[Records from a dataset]
--

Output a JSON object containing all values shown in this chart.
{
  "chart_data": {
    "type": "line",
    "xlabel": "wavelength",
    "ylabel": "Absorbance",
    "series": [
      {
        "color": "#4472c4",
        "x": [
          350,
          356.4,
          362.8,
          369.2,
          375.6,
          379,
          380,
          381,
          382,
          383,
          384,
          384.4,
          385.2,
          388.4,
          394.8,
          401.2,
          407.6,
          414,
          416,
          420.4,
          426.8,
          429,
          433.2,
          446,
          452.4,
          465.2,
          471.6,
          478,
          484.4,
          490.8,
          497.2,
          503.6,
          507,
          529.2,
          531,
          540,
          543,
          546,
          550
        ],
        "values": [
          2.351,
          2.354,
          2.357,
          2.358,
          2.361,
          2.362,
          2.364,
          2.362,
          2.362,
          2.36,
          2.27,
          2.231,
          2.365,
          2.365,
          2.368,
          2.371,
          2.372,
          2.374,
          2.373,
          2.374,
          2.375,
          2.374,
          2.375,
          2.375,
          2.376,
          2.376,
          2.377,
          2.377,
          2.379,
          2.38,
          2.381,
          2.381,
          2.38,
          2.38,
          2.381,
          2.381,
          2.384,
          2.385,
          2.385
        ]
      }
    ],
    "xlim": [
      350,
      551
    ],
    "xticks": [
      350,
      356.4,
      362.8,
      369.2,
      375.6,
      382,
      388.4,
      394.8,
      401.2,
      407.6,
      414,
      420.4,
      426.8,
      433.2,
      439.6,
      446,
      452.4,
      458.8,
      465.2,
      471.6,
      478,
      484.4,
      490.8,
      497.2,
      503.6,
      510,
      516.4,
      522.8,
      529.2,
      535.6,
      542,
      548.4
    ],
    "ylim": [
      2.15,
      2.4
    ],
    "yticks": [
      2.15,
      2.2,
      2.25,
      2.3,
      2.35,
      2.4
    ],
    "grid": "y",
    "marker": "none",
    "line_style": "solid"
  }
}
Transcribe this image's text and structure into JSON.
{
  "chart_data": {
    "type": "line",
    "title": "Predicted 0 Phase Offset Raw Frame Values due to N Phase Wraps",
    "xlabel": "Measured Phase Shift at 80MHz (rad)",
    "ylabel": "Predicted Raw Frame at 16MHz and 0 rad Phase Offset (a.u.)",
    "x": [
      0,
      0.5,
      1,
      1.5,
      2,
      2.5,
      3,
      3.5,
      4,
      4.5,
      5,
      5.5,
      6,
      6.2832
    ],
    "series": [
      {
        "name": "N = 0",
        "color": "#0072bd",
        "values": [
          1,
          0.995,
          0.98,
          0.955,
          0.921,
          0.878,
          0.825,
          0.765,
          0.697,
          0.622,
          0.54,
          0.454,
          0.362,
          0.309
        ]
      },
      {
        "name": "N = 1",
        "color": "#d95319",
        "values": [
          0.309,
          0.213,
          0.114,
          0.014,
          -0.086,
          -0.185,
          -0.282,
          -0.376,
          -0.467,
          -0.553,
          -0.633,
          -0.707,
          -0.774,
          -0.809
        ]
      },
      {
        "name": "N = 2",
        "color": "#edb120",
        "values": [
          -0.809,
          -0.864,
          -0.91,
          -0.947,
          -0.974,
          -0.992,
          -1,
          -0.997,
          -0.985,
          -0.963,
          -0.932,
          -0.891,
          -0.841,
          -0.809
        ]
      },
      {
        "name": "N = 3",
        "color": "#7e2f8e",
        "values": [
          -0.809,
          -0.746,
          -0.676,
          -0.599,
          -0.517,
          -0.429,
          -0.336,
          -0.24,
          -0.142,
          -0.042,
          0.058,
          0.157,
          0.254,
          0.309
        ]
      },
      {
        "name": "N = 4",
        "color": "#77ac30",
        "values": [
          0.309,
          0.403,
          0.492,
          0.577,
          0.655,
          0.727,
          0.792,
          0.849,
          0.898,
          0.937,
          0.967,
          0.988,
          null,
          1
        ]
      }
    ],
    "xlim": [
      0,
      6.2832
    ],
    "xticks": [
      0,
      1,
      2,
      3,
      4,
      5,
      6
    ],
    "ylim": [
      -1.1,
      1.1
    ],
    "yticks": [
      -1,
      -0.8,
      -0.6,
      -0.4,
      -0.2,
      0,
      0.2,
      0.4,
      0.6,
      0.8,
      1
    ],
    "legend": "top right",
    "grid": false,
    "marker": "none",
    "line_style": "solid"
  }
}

--

● **Work instructions**:
Word for word, restate all of the data shown above.

● **Written response**:
Output a JSON object containing all values shown in this chart.
{
  "chart_data": {
    "type": "line",
    "xlabel": "wavelength",
    "ylabel": "Absorbance",
    "series": [
      {
        "color": "#4472c4",
        "x": [
          350,
          356.4,
          362.8,
          369.2,
          375.6,
          379,
          380,
          381,
          382,
          383,
          384,
          384.4,
          385.2,
          388.4,
          394.8,
          401.2,
          407.6,
          414,
          416,
          420.4,
          426.8,
          429,
          433.2,
          446,
          452.4,
          465.2,
          471.6,
          478,
          484.4,
          490.8,
          497.2,
          503.6,
          507,
          529.2,
          531,
          540,
          543,
          546,
          550
        ],
        "values": [
          2.351,
          2.354,
          2.357,
          2.358,
          2.361,
          2.362,
          2.364,
          2.362,
          2.362,
          2.36,
          2.27,
          2.231,
          2.365,
          2.365,
          2.368,
          2.371,
          2.372,
          2.374,
          2.373,
          2.374,
          2.375,
          2.374,
          2.375,
          2.375,
          2.376,
          2.376,
          2.377,
          2.377,
          2.379,
          2.38,
          2.381,
          2.381,
          2.38,
          2.38,
          2.381,
          2.381,
          2.384,
          2.385,
          2.385
        ]
      }
    ],
    "xlim": [
      350,
      551
    ],
    "xticks": [
      350,
      356.4,
      362.8,
      369.2,
      375.6,
      382,
      388.4,
      394.8,
      401.2,
      407.6,
      414,
      420.4,
      426.8,
      433.2,
      439.6,
      446,
      452.4,
      458.8,
      465.2,
      471.6,
      478,
      484.4,
      490.8,
      497.2,
      503.6,
      510,
      516.4,
      522.8,
      529.2,
      535.6,
      542,
      548.4
    ],
    "ylim": [
      2.15,
      2.4
    ],
    "yticks": [
      2.15,
      2.2,
      2.25,
      2.3,
      2.35,
      2.4
    ],
    "grid": "y",
    "marker": "none",
    "line_style": "solid"
  }
}
Transcribe this image's text and structure into JSON.
{
  "chart_data": {
    "type": "line",
    "title": "Predicted 0 Phase Offset Raw Frame Values due to N Phase Wraps",
    "xlabel": "Measured Phase Shift at 80MHz (rad)",
    "ylabel": "Predicted Raw Frame at 16MHz and 0 rad Phase Offset (a.u.)",
    "x": [
      0,
      0.5,
      1,
      1.5,
      2,
      2.5,
      3,
      3.5,
      4,
      4.5,
      5,
      5.5,
      6,
      6.2832
    ],
    "series": [
      {
        "name": "N = 0",
        "color": "#0072bd",
        "values": [
          1,
          0.995,
          0.98,
          0.955,
          0.921,
          0.878,
          0.825,
          0.765,
          0.697,
          0.622,
          0.54,
          0.454,
          0.362,
          0.309
        ]
      },
      {
        "name": "N = 1",
        "color": "#d95319",
        "values": [
          0.309,
          0.213,
          0.114,
          0.014,
          -0.086,
          -0.185,
          -0.282,
          -0.376,
          -0.467,
          -0.553,
          -0.633,
          -0.707,
          -0.774,
          -0.809
        ]
      },
      {
        "name": "N = 2",
        "color": "#edb120",
        "values": [
          -0.809,
          -0.864,
          -0.91,
          -0.947,
          -0.974,
          -0.992,
          -1,
          -0.997,
          -0.985,
          -0.963,
          -0.932,
          -0.891,
          -0.841,
          -0.809
        ]
      },
      {
        "name": "N = 3",
        "color": "#7e2f8e",
        "values": [
          -0.809,
          -0.746,
          -0.676,
          -0.599,
          -0.517,
          -0.429,
          -0.336,
          -0.24,
          -0.142,
          -0.042,
          0.058,
          0.157,
          0.254,
          0.309
        ]
      },
      {
        "name": "N = 4",
        "color": "#77ac30",
        "values": [
          0.309,
          0.403,
          0.492,
          0.577,
          0.655,
          0.727,
          0.792,
          0.849,
          0.898,
          0.937,
          0.967,
          0.988,
          null,
          1
        ]
      }
    ],
    "xlim": [
      0,
      6.2832
    ],
    "xticks": [
      0,
      1,
      2,
      3,
      4,
      5,
      6
    ],
    "ylim": [
      -1.1,
      1.1
    ],
    "yticks": [
      -1,
      -0.8,
      -0.6,
      -0.4,
      -0.2,
      0,
      0.2,
      0.4,
      0.6,
      0.8,
      1
    ],
    "legend": "top right",
    "grid": false,
    "marker": "none",
    "line_style": "solid"
  }
}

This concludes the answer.